(Excerpt from a dataset)
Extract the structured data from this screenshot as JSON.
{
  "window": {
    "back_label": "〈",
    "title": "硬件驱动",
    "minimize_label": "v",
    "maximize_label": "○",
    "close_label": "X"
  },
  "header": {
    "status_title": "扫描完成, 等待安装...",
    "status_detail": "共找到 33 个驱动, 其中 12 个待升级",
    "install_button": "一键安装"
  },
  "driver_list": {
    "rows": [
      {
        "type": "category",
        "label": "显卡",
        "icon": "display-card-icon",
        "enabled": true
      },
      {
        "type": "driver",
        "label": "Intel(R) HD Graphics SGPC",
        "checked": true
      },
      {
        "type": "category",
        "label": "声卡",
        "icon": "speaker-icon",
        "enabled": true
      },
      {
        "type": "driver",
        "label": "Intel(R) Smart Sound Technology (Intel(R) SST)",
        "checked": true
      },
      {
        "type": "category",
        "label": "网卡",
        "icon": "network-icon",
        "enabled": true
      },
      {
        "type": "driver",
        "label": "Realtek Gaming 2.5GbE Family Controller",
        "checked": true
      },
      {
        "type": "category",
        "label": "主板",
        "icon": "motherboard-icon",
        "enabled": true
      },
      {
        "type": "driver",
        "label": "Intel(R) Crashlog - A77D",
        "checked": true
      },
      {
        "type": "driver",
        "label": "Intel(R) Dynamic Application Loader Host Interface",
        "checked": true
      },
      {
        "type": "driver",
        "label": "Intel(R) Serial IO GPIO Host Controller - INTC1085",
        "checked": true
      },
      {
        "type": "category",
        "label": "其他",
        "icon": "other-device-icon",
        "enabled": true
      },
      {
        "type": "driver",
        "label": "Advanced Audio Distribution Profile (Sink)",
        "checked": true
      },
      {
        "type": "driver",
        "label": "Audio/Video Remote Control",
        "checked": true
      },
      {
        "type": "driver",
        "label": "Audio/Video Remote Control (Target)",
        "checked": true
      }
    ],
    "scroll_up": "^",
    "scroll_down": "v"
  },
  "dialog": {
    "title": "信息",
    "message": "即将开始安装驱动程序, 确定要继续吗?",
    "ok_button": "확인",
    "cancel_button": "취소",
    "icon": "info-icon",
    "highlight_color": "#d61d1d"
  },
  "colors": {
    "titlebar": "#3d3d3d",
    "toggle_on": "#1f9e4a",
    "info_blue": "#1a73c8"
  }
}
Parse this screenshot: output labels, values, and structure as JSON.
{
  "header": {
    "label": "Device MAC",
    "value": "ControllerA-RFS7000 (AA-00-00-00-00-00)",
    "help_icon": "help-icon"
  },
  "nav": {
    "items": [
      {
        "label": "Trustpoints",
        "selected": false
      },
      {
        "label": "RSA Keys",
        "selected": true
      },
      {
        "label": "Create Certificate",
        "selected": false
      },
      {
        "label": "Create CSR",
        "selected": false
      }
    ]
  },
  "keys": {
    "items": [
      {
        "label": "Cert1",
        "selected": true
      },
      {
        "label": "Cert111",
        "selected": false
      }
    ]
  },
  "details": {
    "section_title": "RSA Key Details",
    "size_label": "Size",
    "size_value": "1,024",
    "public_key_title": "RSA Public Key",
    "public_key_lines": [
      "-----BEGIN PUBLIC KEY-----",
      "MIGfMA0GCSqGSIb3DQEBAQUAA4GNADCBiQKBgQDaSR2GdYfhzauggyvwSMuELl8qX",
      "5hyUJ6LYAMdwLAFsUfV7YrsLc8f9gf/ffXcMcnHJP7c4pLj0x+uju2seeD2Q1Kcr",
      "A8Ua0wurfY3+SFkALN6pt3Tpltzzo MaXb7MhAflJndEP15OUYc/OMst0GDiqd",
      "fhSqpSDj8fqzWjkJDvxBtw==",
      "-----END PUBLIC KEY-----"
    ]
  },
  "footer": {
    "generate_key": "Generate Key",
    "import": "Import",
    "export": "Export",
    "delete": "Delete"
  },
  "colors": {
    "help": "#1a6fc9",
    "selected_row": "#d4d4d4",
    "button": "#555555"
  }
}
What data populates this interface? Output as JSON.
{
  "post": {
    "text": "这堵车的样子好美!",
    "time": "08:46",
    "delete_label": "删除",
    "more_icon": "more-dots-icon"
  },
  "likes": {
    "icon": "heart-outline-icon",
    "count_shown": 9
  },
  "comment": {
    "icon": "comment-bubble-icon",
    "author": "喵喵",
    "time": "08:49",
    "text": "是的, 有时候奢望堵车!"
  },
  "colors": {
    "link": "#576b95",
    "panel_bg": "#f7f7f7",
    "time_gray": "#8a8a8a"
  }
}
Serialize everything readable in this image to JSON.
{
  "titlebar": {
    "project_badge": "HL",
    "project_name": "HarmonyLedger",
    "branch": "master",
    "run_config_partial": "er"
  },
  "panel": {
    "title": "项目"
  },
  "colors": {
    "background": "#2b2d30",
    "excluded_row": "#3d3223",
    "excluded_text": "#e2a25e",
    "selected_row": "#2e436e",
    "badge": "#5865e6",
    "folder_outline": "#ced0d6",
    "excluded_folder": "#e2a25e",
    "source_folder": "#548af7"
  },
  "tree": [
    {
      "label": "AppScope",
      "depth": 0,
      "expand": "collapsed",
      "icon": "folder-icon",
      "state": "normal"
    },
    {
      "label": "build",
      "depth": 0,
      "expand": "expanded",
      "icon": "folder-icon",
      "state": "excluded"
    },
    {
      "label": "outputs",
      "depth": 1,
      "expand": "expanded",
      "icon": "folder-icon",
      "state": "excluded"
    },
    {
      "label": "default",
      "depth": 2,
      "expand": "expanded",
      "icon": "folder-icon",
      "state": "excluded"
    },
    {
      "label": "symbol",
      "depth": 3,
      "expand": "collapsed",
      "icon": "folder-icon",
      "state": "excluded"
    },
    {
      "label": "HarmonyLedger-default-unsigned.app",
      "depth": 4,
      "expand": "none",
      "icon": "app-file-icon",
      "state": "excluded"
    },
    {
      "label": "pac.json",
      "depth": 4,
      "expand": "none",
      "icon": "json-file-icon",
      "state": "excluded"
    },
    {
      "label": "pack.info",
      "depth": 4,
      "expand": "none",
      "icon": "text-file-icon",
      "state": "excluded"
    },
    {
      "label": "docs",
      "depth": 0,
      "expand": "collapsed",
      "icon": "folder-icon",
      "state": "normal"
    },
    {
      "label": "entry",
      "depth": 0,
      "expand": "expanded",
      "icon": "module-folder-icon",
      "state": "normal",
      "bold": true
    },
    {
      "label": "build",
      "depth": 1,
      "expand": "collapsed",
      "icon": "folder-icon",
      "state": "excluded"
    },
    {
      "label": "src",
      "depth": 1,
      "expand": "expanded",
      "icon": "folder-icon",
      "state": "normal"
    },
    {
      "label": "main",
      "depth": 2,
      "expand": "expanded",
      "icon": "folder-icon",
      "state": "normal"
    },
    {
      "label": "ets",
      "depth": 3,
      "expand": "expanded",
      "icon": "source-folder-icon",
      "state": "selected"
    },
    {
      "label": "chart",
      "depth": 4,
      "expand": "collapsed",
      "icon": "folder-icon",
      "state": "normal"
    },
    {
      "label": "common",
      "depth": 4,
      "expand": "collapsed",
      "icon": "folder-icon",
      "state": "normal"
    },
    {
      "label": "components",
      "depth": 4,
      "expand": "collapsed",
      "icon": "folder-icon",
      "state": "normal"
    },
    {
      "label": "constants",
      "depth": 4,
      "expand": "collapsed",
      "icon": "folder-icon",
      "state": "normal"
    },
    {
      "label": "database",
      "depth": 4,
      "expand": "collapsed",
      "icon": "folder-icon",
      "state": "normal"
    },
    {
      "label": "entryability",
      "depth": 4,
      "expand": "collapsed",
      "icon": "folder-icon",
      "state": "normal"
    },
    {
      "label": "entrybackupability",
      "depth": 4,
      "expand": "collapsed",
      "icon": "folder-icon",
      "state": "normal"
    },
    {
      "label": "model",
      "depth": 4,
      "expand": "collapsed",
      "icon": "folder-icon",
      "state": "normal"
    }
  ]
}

§ **Stated task**
Search the lines above for the string "Host" and copy each line that has it.

§ **Correct answer**
        "label": "Intel(R) Dynamic Application Loader Host Interface",
        "label": "Intel(R) Serial IO GPIO Host Controller - INTC1085",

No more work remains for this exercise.